In the patch below, what version number does the zgetrf_nopiv.c file header change to?

BEGIN DOCUMENT SEGMENT

From 61dbad0ed513d2bd36bdf86e8817e4784b45bb23 Mon Sep 17 00:00:00 2001
From: Matthieu KUHN <bkuhnm@l0.spartan.bench.local>
Date: Thu, 31 Mar 2022 17:16:11 +0200
Subject: [PATCH] getrf_nopiv: Add Alloc/Free functions to manage temporary
 buffers of the pzgetrf_nopiv algorithm to better control the MPI transfers
 overhead

---
 compute/zgetrf_nopiv.c          | 94 ++++++++++++++++++++++++++++++++-
 include/chameleon/chameleon_z.h |  2 +
 2 files changed, 94 insertions(+), 2 deletions(-)

diff --git a/compute/zgetrf_nopiv.c b/compute/zgetrf_nopiv.c
index d6e1c27ec..07ebfa2e9 100644
--- a/compute/zgetrf_nopiv.c
+++ b/compute/zgetrf_nopiv.c
@@ -11,19 +11,109 @@
  *
  * @brief Chameleon zgetrf_nopiv wrappers
  *
- * @version 1.2.0
+ * @version 1.3.0
  * @author Omar Zenati
  * @author Mathieu Faverge
  * @author Emmanuel Agullo
  * @author Cedric Castagnede
  * @author Florent Pruvost
  * @author Alycia Lisito
- * @date 2022-02-22
+ * @author Matthieu Kuhn
+ * @date 2024-10-17
  *
  * @precisions normal z -> s d c
  *
  */
 #include "control/common.h"
+/**
+ ********************************************************************************
+ *
+ * @ingroup CHAMELEON_Complex64_t
+ *
+ *  @brief Allocate the required workspaces for asynchronous getrf
+ *
+ *******************************************************************************
+ *
+ * @param[in] A
+ *          The descriptor of the matrix A.
+ *
+ *******************************************************************************
+ *
+ * @retval An allocated opaque pointer to use in CHAMELEON_zgetrf_nopiv_Tile_Async()
+ * and to free with CHAMELEON_zgetrf_nopiv_WS_Free().
+ *
+ *******************************************************************************
+ *
+ * @sa CHAMELEON_zgetrf_nopiv_Tile_Async
+ * @sa CHAMELEON_zgetrf_nopiv_WS_Free
+ *
+ */
+void *CHAMELEON_zgetrf_nopiv_WS_Alloc( const CHAM_desc_t *A )
+{
+    CHAM_context_t *chamctxt;
+    struct chameleon_pzgetrf_nopiv_s *options;
+
+    chamctxt = chameleon_context_self();
+    if ( chamctxt == NULL ) {
+        return NULL;
+    }
+
+    options = calloc( 1, sizeof(struct chameleon_pzgetrf_nopiv_s) );
+    options->use_workspace = 0;
+
+    if ( ( ( A->p > 1 ) || ( A->q > 1 ) ) &&
+         ( A->get_rankof_init == chameleon_getrankof_2d ) &&
+         ( chamctxt->generic_enabled != CHAMELEON_TRUE ) )

END DOCUMENT SEGMENT
BEGIN PROVIDED DATA

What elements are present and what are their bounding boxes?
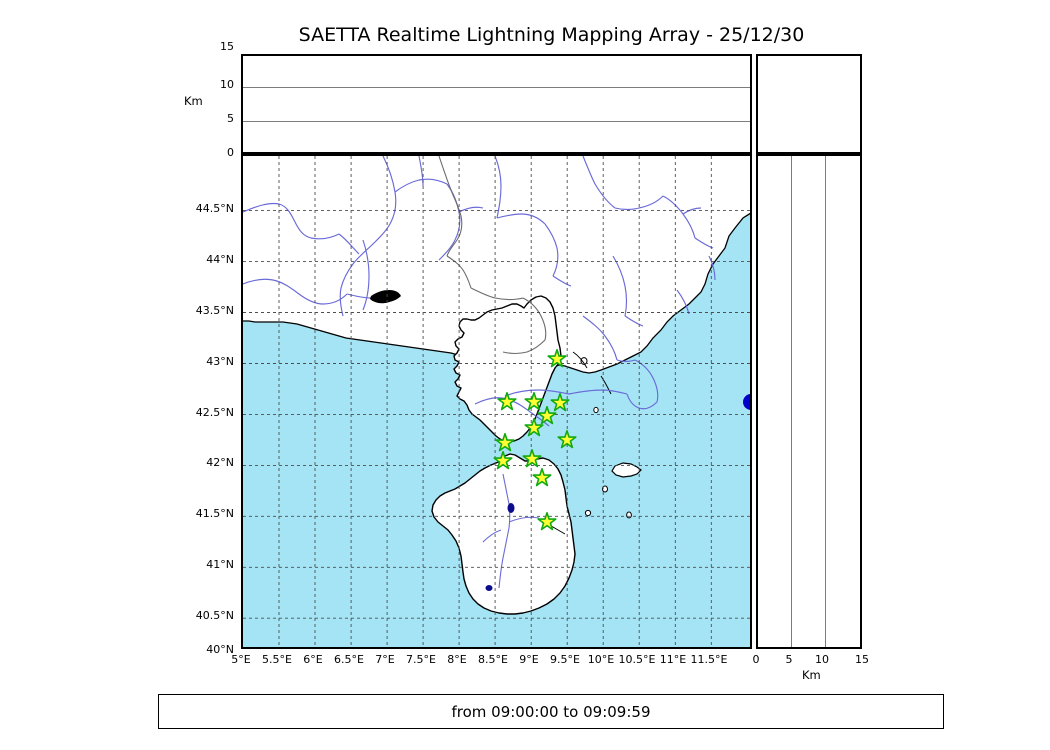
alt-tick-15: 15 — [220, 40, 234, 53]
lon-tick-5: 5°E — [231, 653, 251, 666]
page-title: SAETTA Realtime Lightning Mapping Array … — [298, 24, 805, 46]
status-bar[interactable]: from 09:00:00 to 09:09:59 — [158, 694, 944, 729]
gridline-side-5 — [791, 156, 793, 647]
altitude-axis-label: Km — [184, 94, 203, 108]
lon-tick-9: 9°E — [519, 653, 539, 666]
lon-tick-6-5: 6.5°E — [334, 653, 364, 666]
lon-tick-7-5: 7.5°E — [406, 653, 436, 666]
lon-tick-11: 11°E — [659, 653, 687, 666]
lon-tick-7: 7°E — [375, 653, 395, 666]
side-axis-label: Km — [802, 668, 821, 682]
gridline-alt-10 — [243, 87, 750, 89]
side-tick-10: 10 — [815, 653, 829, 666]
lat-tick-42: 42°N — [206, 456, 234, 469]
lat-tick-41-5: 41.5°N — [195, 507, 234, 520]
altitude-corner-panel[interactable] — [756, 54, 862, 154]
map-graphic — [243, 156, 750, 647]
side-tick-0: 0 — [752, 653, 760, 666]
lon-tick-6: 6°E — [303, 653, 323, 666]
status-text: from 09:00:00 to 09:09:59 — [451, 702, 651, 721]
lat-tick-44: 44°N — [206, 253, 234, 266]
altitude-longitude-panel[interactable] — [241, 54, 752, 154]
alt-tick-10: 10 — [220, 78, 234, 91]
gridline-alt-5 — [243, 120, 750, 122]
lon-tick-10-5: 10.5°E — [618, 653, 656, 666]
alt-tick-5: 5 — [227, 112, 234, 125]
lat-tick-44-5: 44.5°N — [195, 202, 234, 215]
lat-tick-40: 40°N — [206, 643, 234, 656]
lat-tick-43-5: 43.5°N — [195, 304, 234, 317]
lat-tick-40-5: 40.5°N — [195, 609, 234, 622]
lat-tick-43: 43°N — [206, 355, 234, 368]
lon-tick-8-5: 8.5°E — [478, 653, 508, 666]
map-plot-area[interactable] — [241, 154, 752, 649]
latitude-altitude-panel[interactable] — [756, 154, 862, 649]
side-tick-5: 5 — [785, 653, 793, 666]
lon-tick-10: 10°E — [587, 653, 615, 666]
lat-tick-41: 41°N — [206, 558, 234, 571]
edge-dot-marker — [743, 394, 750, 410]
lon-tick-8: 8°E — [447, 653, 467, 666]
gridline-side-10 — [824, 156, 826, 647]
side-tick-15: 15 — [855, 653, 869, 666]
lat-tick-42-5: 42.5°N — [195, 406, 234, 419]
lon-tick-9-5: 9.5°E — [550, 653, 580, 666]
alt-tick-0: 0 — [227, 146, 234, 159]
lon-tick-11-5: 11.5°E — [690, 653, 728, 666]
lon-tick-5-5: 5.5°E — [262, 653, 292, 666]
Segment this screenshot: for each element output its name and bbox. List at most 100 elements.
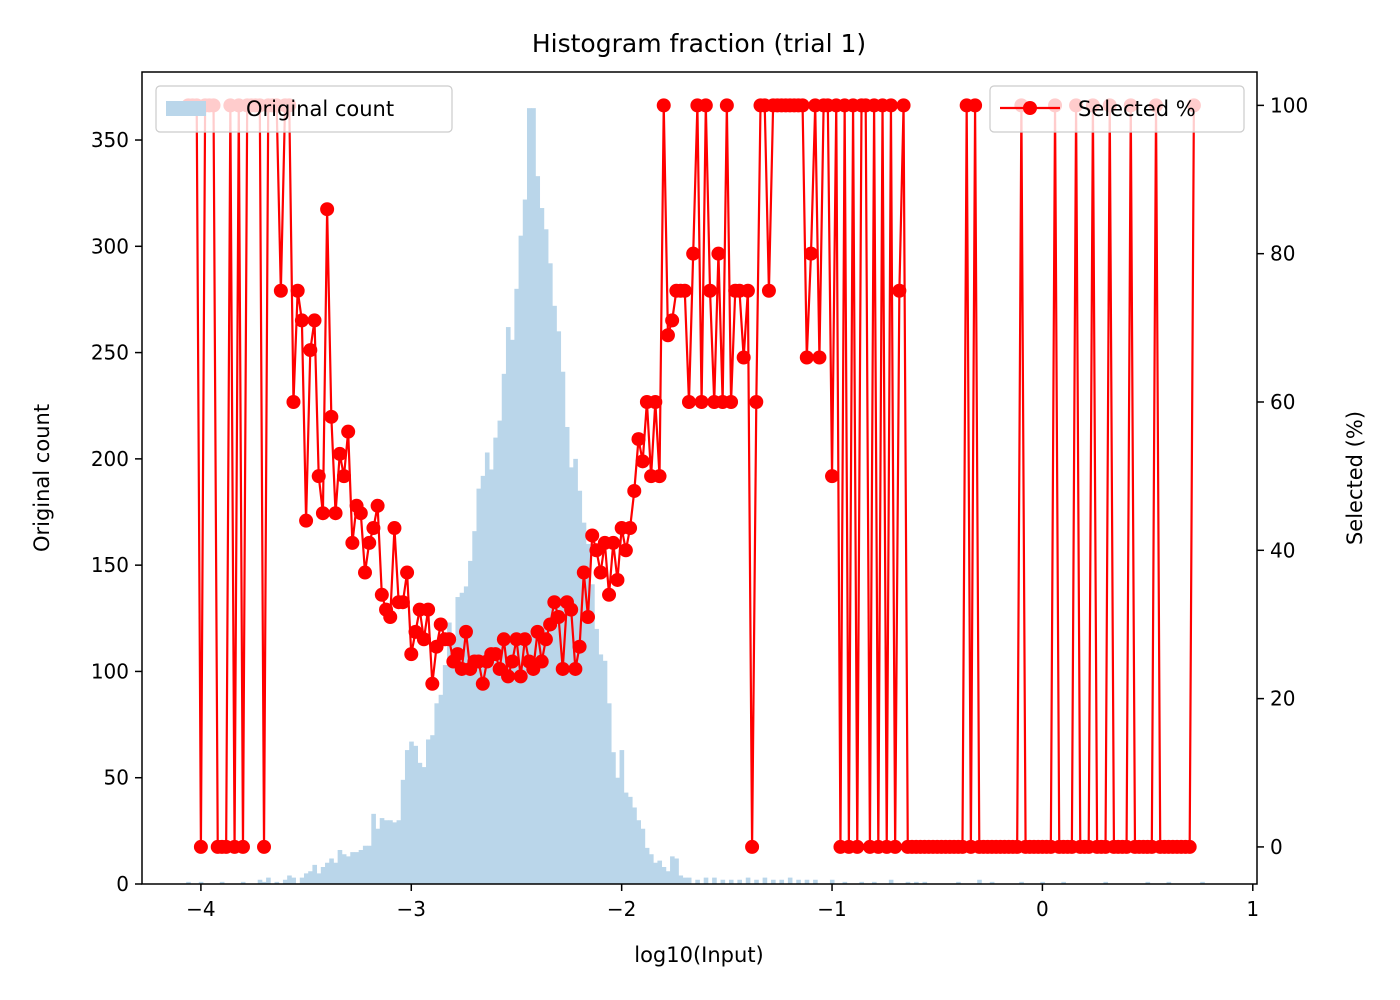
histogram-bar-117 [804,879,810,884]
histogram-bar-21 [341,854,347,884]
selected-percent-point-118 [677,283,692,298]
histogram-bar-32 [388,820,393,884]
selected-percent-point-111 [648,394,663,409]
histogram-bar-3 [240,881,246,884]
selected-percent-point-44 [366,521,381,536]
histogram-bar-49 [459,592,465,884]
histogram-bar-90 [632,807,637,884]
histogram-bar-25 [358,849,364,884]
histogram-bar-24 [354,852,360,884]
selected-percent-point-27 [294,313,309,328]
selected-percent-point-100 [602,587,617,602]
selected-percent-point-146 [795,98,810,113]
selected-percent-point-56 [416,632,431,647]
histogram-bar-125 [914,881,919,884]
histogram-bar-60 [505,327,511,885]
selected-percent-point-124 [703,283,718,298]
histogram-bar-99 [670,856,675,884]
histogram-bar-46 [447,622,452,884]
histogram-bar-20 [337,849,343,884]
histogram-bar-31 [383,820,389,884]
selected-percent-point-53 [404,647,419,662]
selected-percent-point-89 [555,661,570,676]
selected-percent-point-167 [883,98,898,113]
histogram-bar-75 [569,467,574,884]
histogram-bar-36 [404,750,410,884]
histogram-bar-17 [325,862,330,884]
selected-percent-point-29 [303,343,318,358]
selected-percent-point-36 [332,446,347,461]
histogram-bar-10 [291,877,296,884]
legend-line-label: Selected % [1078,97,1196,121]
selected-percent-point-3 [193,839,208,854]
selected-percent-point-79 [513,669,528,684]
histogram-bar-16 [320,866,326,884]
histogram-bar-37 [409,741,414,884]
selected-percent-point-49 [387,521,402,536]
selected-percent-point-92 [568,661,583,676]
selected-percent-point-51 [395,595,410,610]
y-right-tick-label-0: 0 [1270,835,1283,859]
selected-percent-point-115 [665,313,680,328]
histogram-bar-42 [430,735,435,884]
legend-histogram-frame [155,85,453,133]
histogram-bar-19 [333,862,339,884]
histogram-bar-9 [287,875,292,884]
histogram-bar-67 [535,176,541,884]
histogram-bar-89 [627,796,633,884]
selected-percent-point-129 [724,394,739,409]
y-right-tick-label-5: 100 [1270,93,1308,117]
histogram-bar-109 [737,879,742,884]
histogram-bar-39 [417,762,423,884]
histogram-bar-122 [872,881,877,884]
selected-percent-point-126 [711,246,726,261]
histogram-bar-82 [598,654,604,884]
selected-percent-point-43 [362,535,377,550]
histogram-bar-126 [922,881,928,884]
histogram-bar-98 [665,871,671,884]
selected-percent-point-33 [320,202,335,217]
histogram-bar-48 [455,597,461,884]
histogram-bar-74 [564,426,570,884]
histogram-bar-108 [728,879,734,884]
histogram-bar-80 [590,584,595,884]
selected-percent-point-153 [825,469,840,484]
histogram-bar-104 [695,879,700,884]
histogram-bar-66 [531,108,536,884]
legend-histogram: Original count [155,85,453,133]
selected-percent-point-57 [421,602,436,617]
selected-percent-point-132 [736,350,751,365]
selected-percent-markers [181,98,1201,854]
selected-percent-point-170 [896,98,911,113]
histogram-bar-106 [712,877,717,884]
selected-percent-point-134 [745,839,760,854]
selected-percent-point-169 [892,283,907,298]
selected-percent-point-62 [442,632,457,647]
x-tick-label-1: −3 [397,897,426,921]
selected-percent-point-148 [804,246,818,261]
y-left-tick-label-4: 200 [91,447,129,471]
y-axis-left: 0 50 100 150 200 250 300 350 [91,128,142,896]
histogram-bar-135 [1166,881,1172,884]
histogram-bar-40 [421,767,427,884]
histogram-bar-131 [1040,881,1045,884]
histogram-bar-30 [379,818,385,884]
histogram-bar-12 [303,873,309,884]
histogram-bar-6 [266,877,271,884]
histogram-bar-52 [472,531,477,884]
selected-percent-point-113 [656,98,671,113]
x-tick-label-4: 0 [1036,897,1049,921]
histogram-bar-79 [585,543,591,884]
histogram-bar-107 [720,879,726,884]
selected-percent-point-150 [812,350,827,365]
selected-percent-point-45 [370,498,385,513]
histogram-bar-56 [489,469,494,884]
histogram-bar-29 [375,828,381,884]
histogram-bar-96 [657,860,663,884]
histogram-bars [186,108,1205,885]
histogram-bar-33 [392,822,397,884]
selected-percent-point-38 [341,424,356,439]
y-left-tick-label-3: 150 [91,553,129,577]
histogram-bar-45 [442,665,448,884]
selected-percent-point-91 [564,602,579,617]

END PROVIDED DATA
BEGIN PROVIDED DATA

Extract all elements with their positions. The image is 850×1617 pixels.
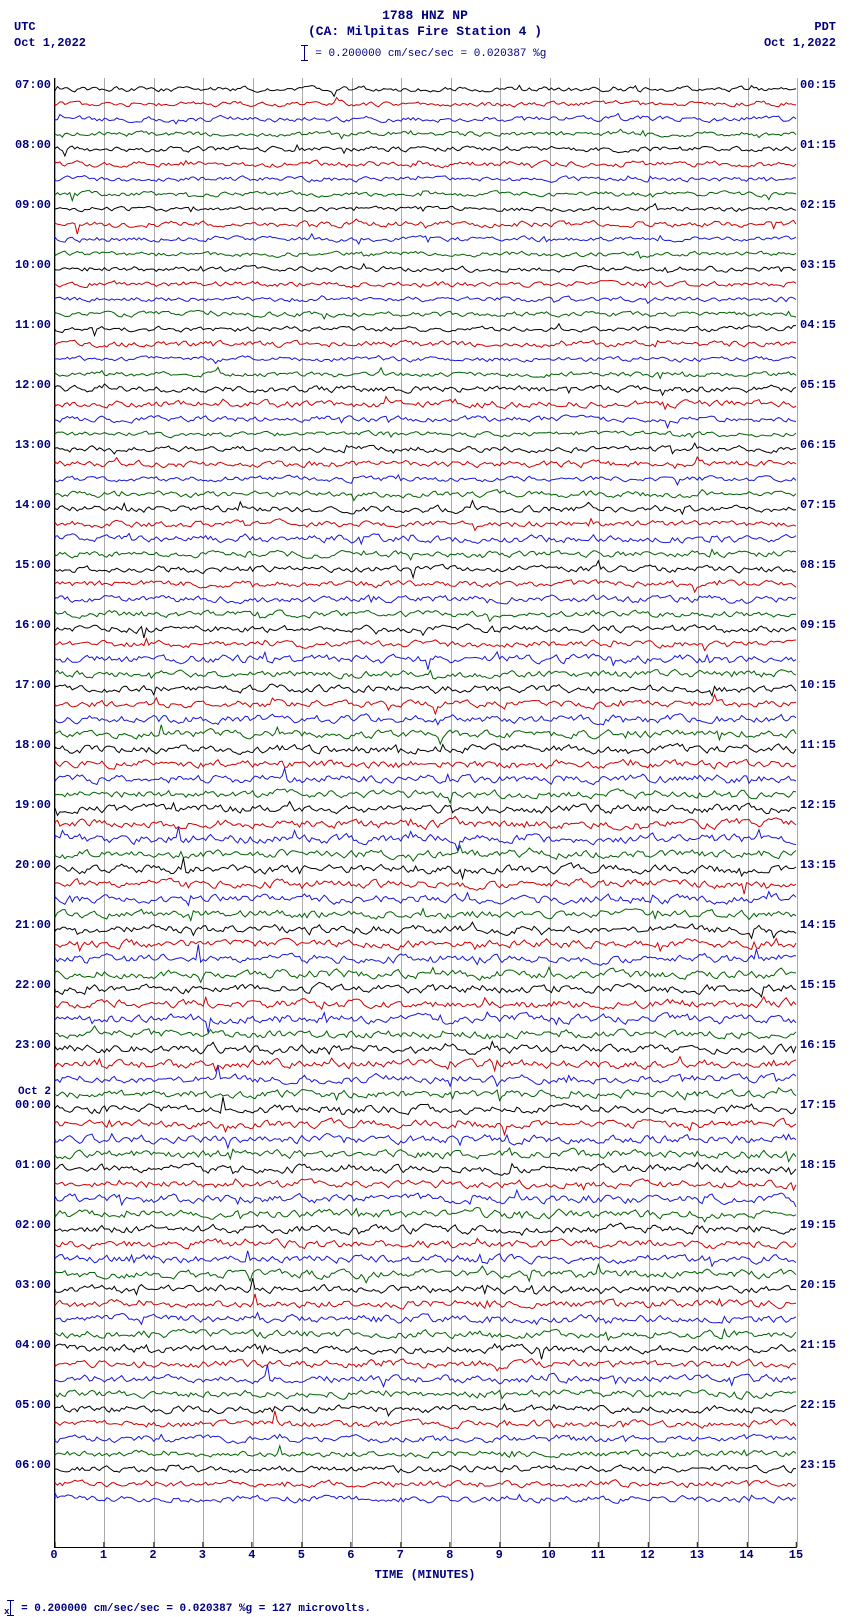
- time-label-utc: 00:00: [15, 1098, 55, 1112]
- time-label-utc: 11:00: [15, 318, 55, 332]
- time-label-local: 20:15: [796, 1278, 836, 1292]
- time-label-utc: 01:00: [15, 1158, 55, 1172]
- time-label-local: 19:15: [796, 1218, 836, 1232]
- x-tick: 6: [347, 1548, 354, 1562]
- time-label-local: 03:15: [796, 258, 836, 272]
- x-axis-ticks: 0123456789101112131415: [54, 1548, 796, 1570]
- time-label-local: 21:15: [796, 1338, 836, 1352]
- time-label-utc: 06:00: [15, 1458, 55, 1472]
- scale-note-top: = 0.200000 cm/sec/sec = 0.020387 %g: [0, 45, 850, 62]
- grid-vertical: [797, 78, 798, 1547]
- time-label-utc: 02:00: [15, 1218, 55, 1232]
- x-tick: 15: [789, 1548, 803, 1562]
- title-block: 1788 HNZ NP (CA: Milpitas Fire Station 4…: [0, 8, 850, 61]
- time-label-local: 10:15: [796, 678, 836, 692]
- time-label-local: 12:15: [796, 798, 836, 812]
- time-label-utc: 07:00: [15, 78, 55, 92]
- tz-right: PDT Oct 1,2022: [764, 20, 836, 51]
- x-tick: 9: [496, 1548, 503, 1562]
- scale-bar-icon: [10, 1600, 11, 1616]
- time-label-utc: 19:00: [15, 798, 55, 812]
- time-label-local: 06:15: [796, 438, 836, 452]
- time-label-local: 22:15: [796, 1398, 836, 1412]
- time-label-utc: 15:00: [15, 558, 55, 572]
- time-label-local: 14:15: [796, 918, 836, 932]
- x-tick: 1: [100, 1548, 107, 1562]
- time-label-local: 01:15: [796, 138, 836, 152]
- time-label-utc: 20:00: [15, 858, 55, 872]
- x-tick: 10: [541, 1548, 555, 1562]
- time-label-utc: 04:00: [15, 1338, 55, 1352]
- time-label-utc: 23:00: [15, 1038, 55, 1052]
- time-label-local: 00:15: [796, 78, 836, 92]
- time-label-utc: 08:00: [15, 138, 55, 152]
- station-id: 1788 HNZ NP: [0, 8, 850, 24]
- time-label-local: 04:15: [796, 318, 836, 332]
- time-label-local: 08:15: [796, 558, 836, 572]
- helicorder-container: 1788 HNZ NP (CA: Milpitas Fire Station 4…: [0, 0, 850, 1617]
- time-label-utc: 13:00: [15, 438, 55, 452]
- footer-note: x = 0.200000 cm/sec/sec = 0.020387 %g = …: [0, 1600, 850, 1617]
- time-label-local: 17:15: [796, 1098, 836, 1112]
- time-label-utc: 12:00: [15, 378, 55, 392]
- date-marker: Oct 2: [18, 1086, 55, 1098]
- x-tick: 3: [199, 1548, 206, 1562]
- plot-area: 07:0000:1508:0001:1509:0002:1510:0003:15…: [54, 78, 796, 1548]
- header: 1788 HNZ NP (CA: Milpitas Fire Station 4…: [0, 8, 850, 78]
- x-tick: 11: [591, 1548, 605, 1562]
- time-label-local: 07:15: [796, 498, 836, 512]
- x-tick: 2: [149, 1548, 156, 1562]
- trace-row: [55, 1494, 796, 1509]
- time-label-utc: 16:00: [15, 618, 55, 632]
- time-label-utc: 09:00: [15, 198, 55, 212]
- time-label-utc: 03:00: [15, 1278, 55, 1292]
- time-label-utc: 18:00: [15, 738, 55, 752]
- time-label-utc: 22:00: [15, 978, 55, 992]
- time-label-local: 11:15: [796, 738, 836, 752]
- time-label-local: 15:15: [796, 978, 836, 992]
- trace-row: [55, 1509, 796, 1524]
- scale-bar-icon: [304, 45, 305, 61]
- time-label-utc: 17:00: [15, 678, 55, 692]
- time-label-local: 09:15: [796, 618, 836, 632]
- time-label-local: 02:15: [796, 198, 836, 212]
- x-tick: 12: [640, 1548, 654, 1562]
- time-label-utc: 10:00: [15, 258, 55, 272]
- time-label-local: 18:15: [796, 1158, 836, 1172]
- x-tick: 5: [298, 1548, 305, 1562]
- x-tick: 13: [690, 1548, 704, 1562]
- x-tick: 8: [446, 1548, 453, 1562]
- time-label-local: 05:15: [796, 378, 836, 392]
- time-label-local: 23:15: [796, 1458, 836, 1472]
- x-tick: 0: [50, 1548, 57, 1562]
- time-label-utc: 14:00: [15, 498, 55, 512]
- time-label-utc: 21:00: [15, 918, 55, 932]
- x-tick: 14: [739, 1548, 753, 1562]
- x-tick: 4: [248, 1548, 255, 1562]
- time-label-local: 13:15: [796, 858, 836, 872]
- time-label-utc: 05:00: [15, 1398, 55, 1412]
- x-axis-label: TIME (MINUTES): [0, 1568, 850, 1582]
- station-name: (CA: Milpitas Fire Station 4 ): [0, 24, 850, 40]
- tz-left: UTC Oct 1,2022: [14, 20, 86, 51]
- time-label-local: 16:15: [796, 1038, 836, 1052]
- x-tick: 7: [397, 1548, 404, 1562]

END PROVIDED DATA

FINISHED TASK -> 1.3.0